# [PROVIDED TEXT]

KEY POINTS

  • The former executives are accused of forming an organized criminal enterprise designed to cheat creditors out of billions of euros
  • Prosecutors plan to charge them with organized commercial criminal fraud, breach of trust, false accounting and market manipulation
  • Forner COO Jan Marsalek may be in Russia

Prosecutors in Germany arrested two more former executives of bankrupt payment processing firm Wirecard AG on Wednesday while re-arresting the company’s former chief executive officer.

Officials in Munich said they suspect the former executives of forming an organized criminal enterprise designed to cheat creditors out of billions of euros based on fake accounts.

Wirecard’s former Chief Executive Markus Braun, along with the former chief financial officer and chief accounting officer are now being held in custody.

Under German privacy laws, the latter two executives could not be named – Braun was named since he is already a well known public figure in Germany.

Prosecutors plan to charge them with organized commercial criminal fraud, breach of trust, false accounting and market manipulation.

Anne Leiding, a spokeswoman for the Munich State Prosecutor’s Office, said the three are alleged to have conspired to inflate company revenues by forging nonexistent business with third-party partners. This misconduct created a false impression of a financially strong company which eventually allowed Wirecard to borrow some 3.2 billion euros ($3.7 billion) from various banks.

“In reality it was clear, at the latest by the end of 2015, that Wirecard’s real business was losing money,” Leiding said.

In June, Wirecard filed for insolvency after $2 billion was missing from its books, which auditor Ernst & Young attributed to massive fraud.

[Item position entries]
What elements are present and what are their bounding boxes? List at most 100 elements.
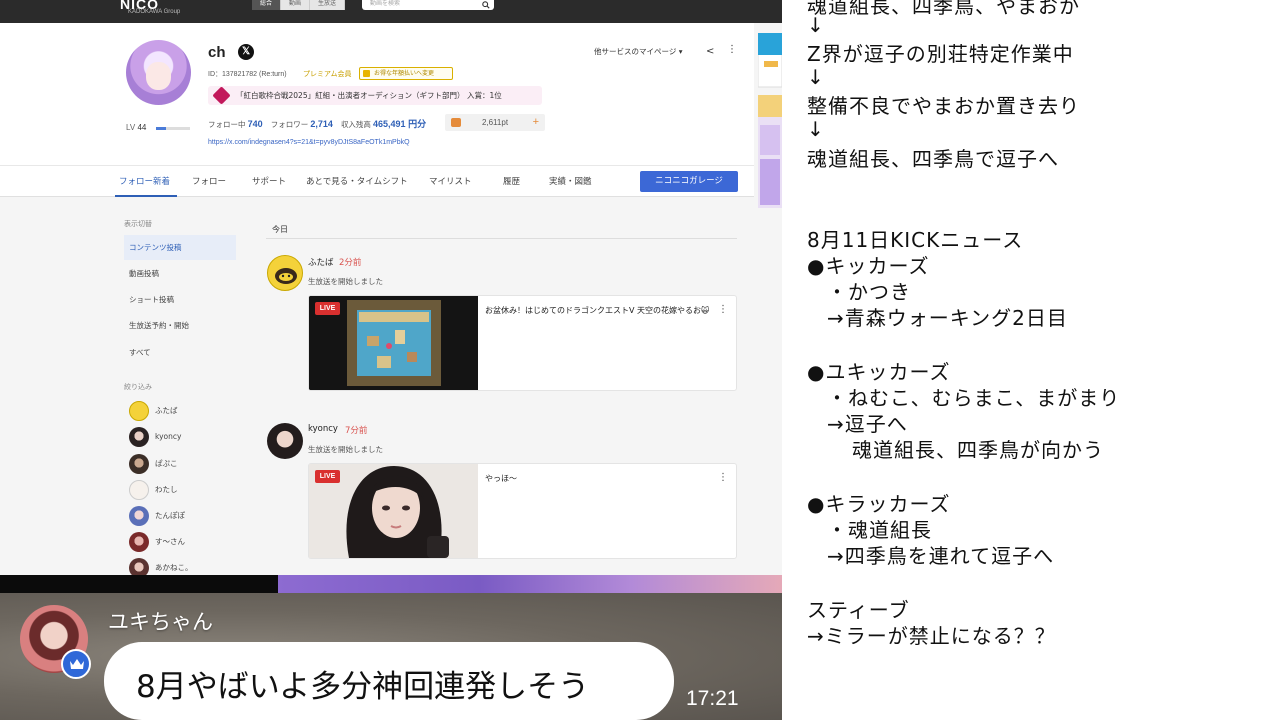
feed-avatar-futaba[interactable] [267, 255, 303, 291]
plan-change-button[interactable]: お得な年額払いへ変更 [359, 67, 453, 80]
browser-capture: NICO KADOKAWA Group 総合 動画 生放送 動画を検索 LV 4… [0, 0, 782, 575]
note-line: ・かつき [827, 280, 911, 304]
more-menu-icon[interactable]: ⋮ [727, 44, 737, 55]
cam-strip [0, 575, 278, 593]
garage-button[interactable]: ニコニコガレージ [640, 171, 738, 192]
tab-history[interactable]: 履歴 [503, 175, 520, 187]
feed-action: 生放送を開始しました [308, 277, 383, 286]
note-line: ●キラッカーズ [807, 492, 951, 516]
search-tab-all[interactable]: 総合 [252, 0, 282, 10]
sidebar-item-live-schedule[interactable]: 生放送予約・開始 [124, 313, 236, 338]
search-scope-tabs: 総合 動画 生放送 [252, 0, 346, 10]
profile-header: LV 44 ch 𝕏 ID：137821782 (Re:turn) プレミアム会… [0, 23, 754, 165]
feed-user-name[interactable]: ふたば [308, 256, 334, 268]
filter-label: 絞り込み [124, 383, 152, 391]
filter-user-futaba[interactable]: ふたば [129, 401, 178, 421]
search-tab-live[interactable]: 生放送 [310, 0, 346, 10]
following-count[interactable]: 740 [248, 119, 263, 129]
note-line: ●ユキッカーズ [807, 360, 951, 384]
other-services-dropdown[interactable]: 他サービスのマイページ ▾ [594, 46, 683, 57]
note-line: ・ねむこ、むらまこ、まがまり [827, 386, 1121, 410]
award-icon [212, 86, 231, 105]
tab-follow-new[interactable]: フォロー新着 [119, 175, 170, 187]
crown-icon [61, 649, 91, 679]
note-line: 魂道組長、四季鳥、やまおか [807, 0, 1080, 18]
note-line: 魂道組長、四季鳥で逗子へ [807, 147, 1059, 171]
live-badge: LIVE [315, 470, 340, 483]
search-input[interactable]: 動画を検索 [362, 0, 494, 10]
feed-avatar-kyoncy[interactable] [267, 423, 303, 459]
note-line: スティーブ [807, 598, 910, 622]
award-banner[interactable]: 「紅白歌枠合戦2025」紅組・出演者オーディション（ギフト部門） 入賞：1位 [208, 86, 542, 105]
note-line: Z界が逗子の別荘特定作業中 [807, 42, 1074, 66]
premium-badge: プレミアム会員 [303, 70, 352, 78]
live-thumbnail[interactable]: LIVE [309, 464, 478, 558]
user-avatar [129, 558, 149, 575]
tab-watch-later[interactable]: あとで見る・タイムシフト [306, 175, 408, 187]
profile-tabs: フォロー新着 フォロー サポート あとで見る・タイムシフト マイリスト 履歴 実… [0, 165, 754, 197]
points-add-button[interactable]: + [533, 114, 539, 131]
tab-achievements[interactable]: 実績・図鑑 [549, 175, 592, 187]
card-menu-icon[interactable]: ⋮ [718, 472, 728, 483]
filter-user-watashi[interactable]: わたし [129, 480, 178, 500]
live-title[interactable]: やっほ〜 [485, 472, 715, 485]
divider [266, 238, 737, 239]
x-link-icon[interactable]: 𝕏 [238, 44, 254, 60]
user-avatar [129, 427, 149, 447]
profile-name: ch [208, 44, 226, 61]
live-thumbnail[interactable]: LIVE [309, 296, 478, 390]
webcam-chat-panel: ユキちゃん 8月やばいよ多分神回連発しそう 17:21 [0, 575, 782, 720]
live-card[interactable]: LIVE やっほ〜 ⋮ [308, 463, 737, 559]
display-toggle-label: 表示切替 [124, 220, 152, 228]
chat-message: 8月やばいよ多分神回連発しそう [136, 669, 590, 705]
sidebar-item-video[interactable]: 動画投稿 [124, 261, 236, 286]
filter-user-papuko[interactable]: ぱぷこ [129, 454, 178, 474]
user-avatar [129, 480, 149, 500]
live-card[interactable]: LIVE お盆休み！はじめてのドラゴンクエストⅤ 天空の花嫁やるお🙀 ⋮ [308, 295, 737, 391]
notes-panel: 魂道組長、四季鳥、やまおか ↓ Z界が逗子の別荘特定作業中 ↓ 整備不良でやまお… [782, 0, 1280, 720]
filter-user-susan[interactable]: す〜さん [129, 532, 185, 552]
tab-support[interactable]: サポート [252, 175, 286, 187]
followers-count[interactable]: 2,714 [310, 119, 333, 129]
user-avatar [129, 532, 149, 552]
site-header: NICO KADOKAWA Group 総合 動画 生放送 動画を検索 [0, 0, 782, 23]
feed-user-name[interactable]: kyoncy [308, 424, 338, 434]
filter-user-tanpopo[interactable]: たんぽぽ [129, 506, 185, 526]
feed-time: 2分前 [339, 258, 362, 268]
plan-icon [363, 70, 370, 77]
filter-user-akaneko[interactable]: あかねこ。 [129, 558, 193, 575]
live-title[interactable]: お盆休み！はじめてのドラゴンクエストⅤ 天空の花嫁やるお🙀 [485, 304, 715, 317]
profile-avatar[interactable] [126, 40, 191, 105]
profile-stats: フォロー中 740 フォロワー 2,714 収入残高 465,491 円分 [208, 117, 432, 130]
note-line: 8月11日KICKニュース [807, 228, 1024, 252]
sidebar-item-short[interactable]: ショート投稿 [124, 287, 236, 312]
sidebar-item-content[interactable]: コンテンツ投稿 [124, 235, 236, 260]
tab-mylist[interactable]: マイリスト [429, 175, 472, 187]
feed-action: 生放送を開始しました [308, 445, 383, 454]
tab-follow[interactable]: フォロー [192, 175, 226, 187]
search-placeholder: 動画を検索 [370, 1, 401, 7]
level-progress-bar [156, 127, 190, 130]
note-line: ●キッカーズ [807, 254, 930, 278]
user-avatar [129, 401, 149, 421]
following-label: フォロー中 [208, 120, 246, 129]
side-ad-strip[interactable] [758, 33, 782, 208]
search-icon[interactable] [482, 1, 490, 9]
profile-id: ID：137821782 (Re:turn) [208, 71, 287, 78]
profile-link[interactable]: https://x.com/indegnasen4?s=21&t=pyv8yDJ… [208, 139, 410, 146]
card-menu-icon[interactable]: ⋮ [718, 304, 728, 315]
points-value: 2,611pt [481, 118, 509, 127]
active-tab-indicator [115, 195, 177, 197]
note-line: 整備不良でやまおか置き去り [807, 94, 1080, 118]
filter-user-kyoncy[interactable]: kyoncy [129, 427, 181, 447]
level-label: LV 44 [126, 123, 147, 132]
screen: NICO KADOKAWA Group 総合 動画 生放送 動画を検索 LV 4… [0, 0, 1280, 720]
user-avatar [129, 454, 149, 474]
sidebar-item-all[interactable]: すべて [124, 340, 236, 365]
search-tab-video[interactable]: 動画 [281, 0, 311, 10]
revenue-label: 収入残高 [340, 120, 371, 129]
cam-strip [278, 575, 782, 593]
followers-label: フォロワー [270, 120, 309, 129]
note-line: →青森ウォーキング2日目 [827, 306, 1068, 330]
share-icon[interactable]: < [706, 46, 714, 57]
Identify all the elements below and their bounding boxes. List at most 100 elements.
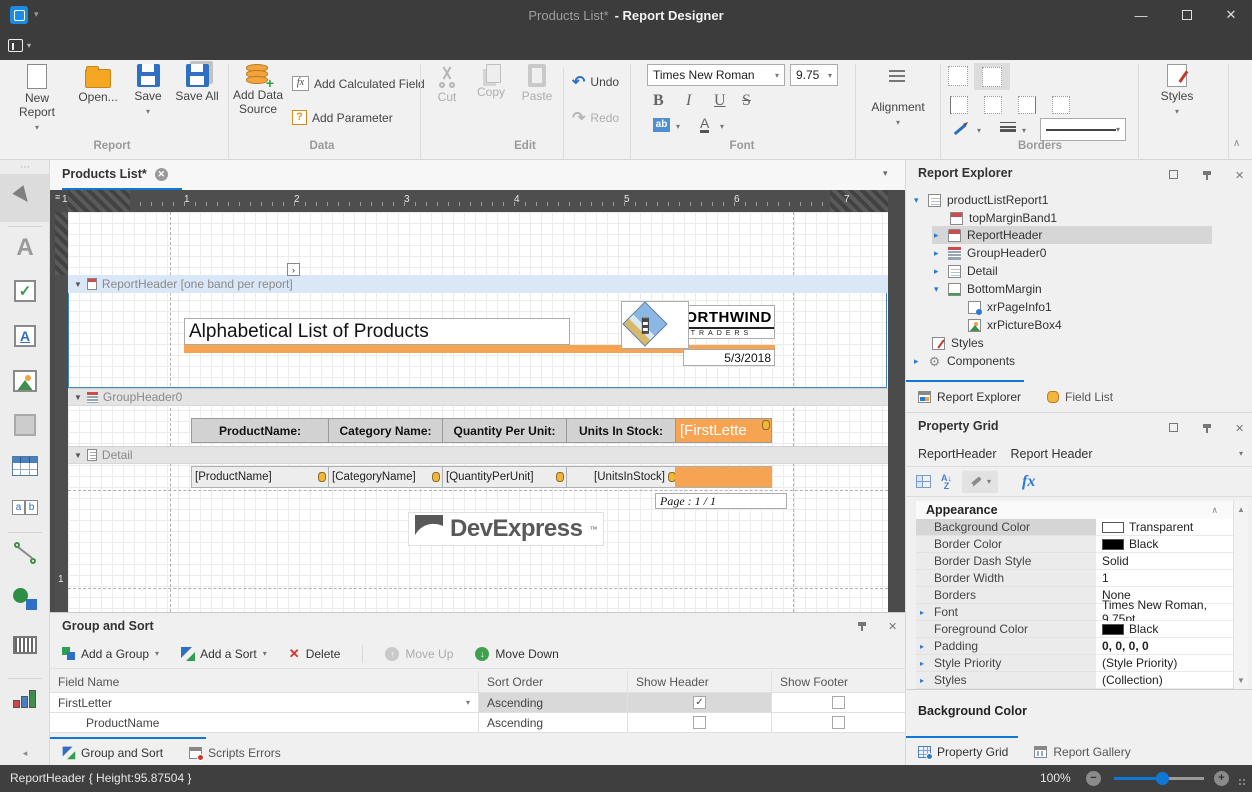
show-header-cell[interactable]: ✓	[628, 693, 772, 713]
zoom-out-button[interactable]: −	[1086, 771, 1101, 786]
tree-item-styles[interactable]: Styles	[932, 334, 984, 352]
property-name[interactable]: ▸Font	[916, 604, 1096, 621]
maximize-panel-icon[interactable]	[1169, 423, 1178, 432]
tree-item-detail[interactable]: ▸ Detail	[934, 262, 998, 280]
zoom-slider[interactable]	[1114, 777, 1204, 780]
close-icon[interactable]: ✕	[1235, 422, 1244, 435]
border-width-icon[interactable]	[1000, 122, 1016, 132]
font-size-combobox[interactable]: 9.75 ▾	[790, 64, 838, 86]
first-letter-cell[interactable]: [FirstLette	[675, 418, 772, 443]
tab-close-icon[interactable]: ✕	[155, 168, 168, 181]
open-button[interactable]: Open...	[70, 64, 126, 138]
tab-property-grid[interactable]: Property Grid	[918, 745, 1008, 759]
border-right-icon[interactable]	[1018, 96, 1036, 114]
tool-picture-box[interactable]	[0, 370, 50, 392]
border-none-icon[interactable]	[1052, 96, 1070, 114]
tree-item-page-info[interactable]: xrPageInfo1	[968, 298, 1052, 316]
document-tab[interactable]: Products List* ✕	[62, 160, 182, 190]
move-down-button[interactable]: ↓ Move Down	[475, 647, 558, 661]
property-name[interactable]: Border Width	[916, 570, 1096, 587]
expand-icon[interactable]: ▸	[914, 356, 922, 367]
column-field-name[interactable]: Field Name	[50, 671, 479, 693]
expand-icon[interactable]: ▸	[920, 659, 924, 668]
tree-item-components[interactable]: ▸ ⚙ Components	[914, 352, 1015, 370]
ribbon-collapse-icon[interactable]: ∧	[1233, 138, 1240, 149]
property-name[interactable]: Border Dash Style	[916, 553, 1096, 570]
show-footer-checkbox[interactable]	[832, 716, 845, 729]
header-cell[interactable]: ProductName:	[191, 418, 329, 443]
border-left-icon[interactable]	[950, 96, 968, 114]
property-value[interactable]: Black	[1096, 536, 1233, 553]
header-cell[interactable]: Category Name:	[328, 418, 443, 443]
detail-cell[interactable]: [UnitsInStock]	[566, 466, 676, 488]
save-button[interactable]: Save ▾	[126, 64, 170, 138]
zoom-slider-handle[interactable]	[1156, 772, 1169, 785]
border-style-combobox[interactable]: ▾	[1040, 118, 1126, 141]
toolbox-scroll-icon[interactable]: ◂	[0, 748, 50, 759]
field-name-cell[interactable]: FirstLetter ▾	[50, 693, 479, 713]
page-info-label[interactable]: Page : 1 / 1	[655, 493, 787, 509]
font-color-button[interactable]: A	[700, 117, 709, 133]
property-row[interactable]: ▸Styles (Collection)	[916, 672, 1233, 689]
styles-button[interactable]: Styles ▾	[1148, 64, 1206, 138]
category-collapse-icon[interactable]: ∧	[1211, 505, 1218, 516]
highlight-color-button[interactable]: ab	[653, 118, 670, 132]
strikethrough-button[interactable]: S	[742, 92, 751, 110]
scrollbar[interactable]: ▲ ▼	[1233, 501, 1248, 689]
add-data-source-button[interactable]: + Add Data Source	[232, 64, 284, 138]
devexpress-logo[interactable]: DevExpress ™	[408, 512, 604, 546]
band-collapse-icon[interactable]: ▼	[74, 393, 82, 402]
categorized-view-icon[interactable]	[916, 475, 931, 488]
report-page[interactable]: ▼ ReportHeader [one band per report] › A…	[68, 212, 888, 612]
property-value[interactable]: Transparent	[1096, 519, 1233, 536]
property-row[interactable]: ▸Style Priority (Style Priority)	[916, 655, 1233, 672]
font-color-caret-icon[interactable]: ▾	[720, 122, 724, 131]
detail-cell[interactable]: [CategoryName]	[328, 466, 443, 488]
add-group-button[interactable]: Add a Group ▾	[62, 647, 159, 661]
field-name-cell[interactable]: ProductName	[50, 713, 479, 733]
property-row[interactable]: ▸Font Times New Roman, 9.75pt	[916, 604, 1233, 621]
expand-icon[interactable]: ▸	[934, 230, 942, 241]
undo-button[interactable]: ↶ Undo	[572, 72, 619, 92]
tree-item-report[interactable]: ▾ productListReport1	[914, 191, 1048, 209]
close-icon[interactable]: ✕	[888, 620, 897, 633]
border-inside-icon[interactable]	[984, 96, 1002, 114]
tree-item-report-header[interactable]: ▸ ReportHeader	[934, 226, 1042, 244]
tree-item-bottom-margin[interactable]: ▾ BottomMargin	[934, 280, 1042, 298]
show-header-checkbox[interactable]: ✓	[693, 696, 706, 709]
tab-field-list[interactable]: Field List	[1047, 390, 1113, 404]
tab-report-gallery[interactable]: Report Gallery	[1034, 745, 1130, 759]
close-button[interactable]: ✕	[1214, 0, 1248, 30]
highlight-caret-icon[interactable]: ▾	[676, 122, 680, 131]
property-name[interactable]: Foreground Color	[916, 621, 1096, 638]
expand-icon[interactable]: ▸	[920, 608, 924, 617]
zoom-in-button[interactable]: +	[1214, 771, 1229, 786]
selected-object-combobox[interactable]: ReportHeader Report Header ▾	[906, 441, 1252, 467]
property-value[interactable]: 0, 0, 0, 0	[1096, 638, 1233, 655]
property-name[interactable]: Border Color	[916, 536, 1096, 553]
paste-button[interactable]: Paste	[514, 64, 560, 138]
pin-icon[interactable]	[1203, 424, 1211, 428]
expand-icon[interactable]: ▸	[934, 266, 942, 277]
detail-cell[interactable]: [QuantityPerUnit]	[442, 466, 567, 488]
property-name[interactable]: Background Color	[916, 519, 1096, 536]
app-menu-button[interactable]: ▾	[8, 34, 44, 57]
detail-cell[interactable]	[675, 466, 772, 488]
band-collapse-icon[interactable]: ▼	[74, 451, 82, 460]
alignment-button[interactable]: Alignment ▾	[858, 100, 938, 134]
property-value[interactable]: Black	[1096, 621, 1233, 638]
bold-button[interactable]: B	[653, 92, 664, 110]
show-footer-cell[interactable]	[772, 713, 905, 733]
tool-label[interactable]: A	[0, 234, 50, 262]
resize-grip[interactable]	[1238, 778, 1247, 787]
sort-order-cell[interactable]: Ascending	[479, 713, 628, 733]
sort-row[interactable]: ProductName Ascending	[50, 713, 905, 733]
move-up-button[interactable]: ↑ Move Up	[385, 647, 453, 661]
sort-order-cell[interactable]: Ascending	[479, 693, 628, 713]
property-name[interactable]: Borders	[916, 587, 1096, 604]
column-show-footer[interactable]: Show Footer	[772, 671, 905, 693]
report-date-label[interactable]: 5/3/2018	[683, 349, 775, 366]
header-cell[interactable]: Quantity Per Unit:	[442, 418, 567, 443]
scroll-up-icon[interactable]: ▲	[1234, 501, 1248, 514]
band-collapse-icon[interactable]: ▼	[74, 280, 82, 289]
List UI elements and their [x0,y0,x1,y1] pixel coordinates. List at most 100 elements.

# [WORK INSTRUCTIONS]
**A)** Reproduce the Wirecard arrests article word for word.
**B)** Report every line in the records that contains the string "futaba".

# [EXPECTED RESPONSES]
**A)**
KEY POINTS

  • The former executives are accused of forming an organized criminal enterprise designed to cheat creditors out of billions of euros
  • Prosecutors plan to charge them with organized commercial criminal fraud, breach of trust, false accounting and market manipulation
  • Forner COO Jan Marsalek may be in Russia

Prosecutors in Germany arrested two more former executives of bankrupt payment processing firm Wirecard AG on Wednesday while re-arresting the company’s former chief executive officer.

Officials in Munich said they suspect the former executives of forming an organized criminal enterprise designed to cheat creditors out of billions of euros based on fake accounts.

Wirecard’s former Chief Executive Markus Braun, along with the former chief financial officer and chief accounting officer are now being held in custody.

Under German privacy laws, the latter two executives could not be named – Braun was named since he is already a well known public figure in Germany.

Prosecutors plan to charge them with organized commercial criminal fraud, breach of trust, false accounting and market manipulation.

Anne Leiding, a spokeswoman for the Munich State Prosecutor’s Office, said the three are alleged to have conspired to inflate company revenues by forging nonexistent business with third-party partners. This misconduct created a false impression of a financially strong company which eventually allowed Wirecard to borrow some 3.2 billion euros ($3.7 billion) from various banks.

“In reality it was clear, at the latest by the end of 2015, that Wirecard’s real business was losing money,” Leiding said.

In June, Wirecard filed for insolvency after $2 billion was missing from its books, which auditor Ernst & Young attributed to massive fraud.

**B)**
feed-avatar-futaba[interactable] [267, 255, 303, 291]
filter-user-futaba[interactable]: ふたば [129, 401, 178, 421]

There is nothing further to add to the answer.